■ **To do**
Copy out the material word for word, from its first line through the line that contains "settings-button[interactable] (1005, 124, 1083, 202)", including both.

(Extracted records)
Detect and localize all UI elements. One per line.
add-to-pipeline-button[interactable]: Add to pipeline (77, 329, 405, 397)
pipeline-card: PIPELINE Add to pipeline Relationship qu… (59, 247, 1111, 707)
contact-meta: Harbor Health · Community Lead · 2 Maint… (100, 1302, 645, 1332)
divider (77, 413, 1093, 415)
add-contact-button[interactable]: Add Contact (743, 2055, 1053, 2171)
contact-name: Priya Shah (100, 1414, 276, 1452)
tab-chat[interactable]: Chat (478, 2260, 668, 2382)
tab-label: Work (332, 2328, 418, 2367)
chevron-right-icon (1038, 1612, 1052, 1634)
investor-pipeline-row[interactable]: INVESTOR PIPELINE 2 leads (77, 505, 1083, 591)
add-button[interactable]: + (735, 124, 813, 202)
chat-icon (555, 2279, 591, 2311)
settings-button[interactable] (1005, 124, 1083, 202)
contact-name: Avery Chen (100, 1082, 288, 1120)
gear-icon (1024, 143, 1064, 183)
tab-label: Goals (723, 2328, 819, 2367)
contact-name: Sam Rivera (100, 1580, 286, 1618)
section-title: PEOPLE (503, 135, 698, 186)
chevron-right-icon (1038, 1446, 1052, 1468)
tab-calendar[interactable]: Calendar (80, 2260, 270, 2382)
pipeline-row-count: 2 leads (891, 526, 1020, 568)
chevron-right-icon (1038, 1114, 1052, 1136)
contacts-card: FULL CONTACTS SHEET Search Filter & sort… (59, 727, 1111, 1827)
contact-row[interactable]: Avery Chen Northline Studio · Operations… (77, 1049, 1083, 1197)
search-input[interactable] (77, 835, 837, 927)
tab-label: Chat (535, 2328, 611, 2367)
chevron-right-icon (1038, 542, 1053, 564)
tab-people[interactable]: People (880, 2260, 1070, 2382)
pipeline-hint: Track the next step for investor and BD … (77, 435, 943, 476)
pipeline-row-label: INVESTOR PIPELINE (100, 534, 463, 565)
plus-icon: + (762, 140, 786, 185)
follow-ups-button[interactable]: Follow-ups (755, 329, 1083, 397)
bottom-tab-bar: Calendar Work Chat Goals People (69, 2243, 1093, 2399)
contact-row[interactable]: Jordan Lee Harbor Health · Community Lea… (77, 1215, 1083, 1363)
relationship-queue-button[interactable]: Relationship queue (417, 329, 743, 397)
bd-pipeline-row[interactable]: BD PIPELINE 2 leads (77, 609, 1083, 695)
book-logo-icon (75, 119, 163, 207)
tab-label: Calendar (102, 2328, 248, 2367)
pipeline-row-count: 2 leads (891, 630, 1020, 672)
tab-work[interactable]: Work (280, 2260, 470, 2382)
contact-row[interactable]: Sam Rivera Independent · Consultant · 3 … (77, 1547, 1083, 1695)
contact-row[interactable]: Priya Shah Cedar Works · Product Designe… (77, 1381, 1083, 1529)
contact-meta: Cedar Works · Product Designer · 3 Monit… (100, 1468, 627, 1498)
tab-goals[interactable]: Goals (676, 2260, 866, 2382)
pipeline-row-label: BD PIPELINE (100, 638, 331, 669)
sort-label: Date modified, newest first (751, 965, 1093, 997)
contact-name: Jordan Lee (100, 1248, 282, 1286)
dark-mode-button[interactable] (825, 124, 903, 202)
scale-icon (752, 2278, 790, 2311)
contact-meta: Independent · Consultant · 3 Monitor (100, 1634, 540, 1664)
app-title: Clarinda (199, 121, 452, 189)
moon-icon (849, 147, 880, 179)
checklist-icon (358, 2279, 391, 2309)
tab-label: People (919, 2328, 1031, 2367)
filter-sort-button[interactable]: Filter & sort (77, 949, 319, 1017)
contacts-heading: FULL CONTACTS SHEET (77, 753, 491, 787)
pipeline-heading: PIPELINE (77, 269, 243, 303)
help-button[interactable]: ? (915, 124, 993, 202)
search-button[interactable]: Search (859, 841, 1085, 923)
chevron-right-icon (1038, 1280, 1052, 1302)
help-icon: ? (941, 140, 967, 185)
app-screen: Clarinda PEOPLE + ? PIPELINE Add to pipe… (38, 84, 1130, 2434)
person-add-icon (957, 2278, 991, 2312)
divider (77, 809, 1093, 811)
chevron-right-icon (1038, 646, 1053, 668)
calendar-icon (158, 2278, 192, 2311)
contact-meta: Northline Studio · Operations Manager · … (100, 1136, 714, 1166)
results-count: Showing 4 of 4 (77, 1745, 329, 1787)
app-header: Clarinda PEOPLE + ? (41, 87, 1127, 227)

■ **Result for this exercise**
Detect and localize all UI elements. One per line.
add-to-pipeline-button[interactable]: Add to pipeline (77, 329, 405, 397)
pipeline-card: PIPELINE Add to pipeline Relationship qu… (59, 247, 1111, 707)
contact-meta: Harbor Health · Community Lead · 2 Maint… (100, 1302, 645, 1332)
divider (77, 413, 1093, 415)
add-contact-button[interactable]: Add Contact (743, 2055, 1053, 2171)
contact-name: Priya Shah (100, 1414, 276, 1452)
tab-chat[interactable]: Chat (478, 2260, 668, 2382)
tab-label: Work (332, 2328, 418, 2367)
chevron-right-icon (1038, 1612, 1052, 1634)
investor-pipeline-row[interactable]: INVESTOR PIPELINE 2 leads (77, 505, 1083, 591)
add-button[interactable]: + (735, 124, 813, 202)
chat-icon (555, 2279, 591, 2311)
settings-button[interactable] (1005, 124, 1083, 202)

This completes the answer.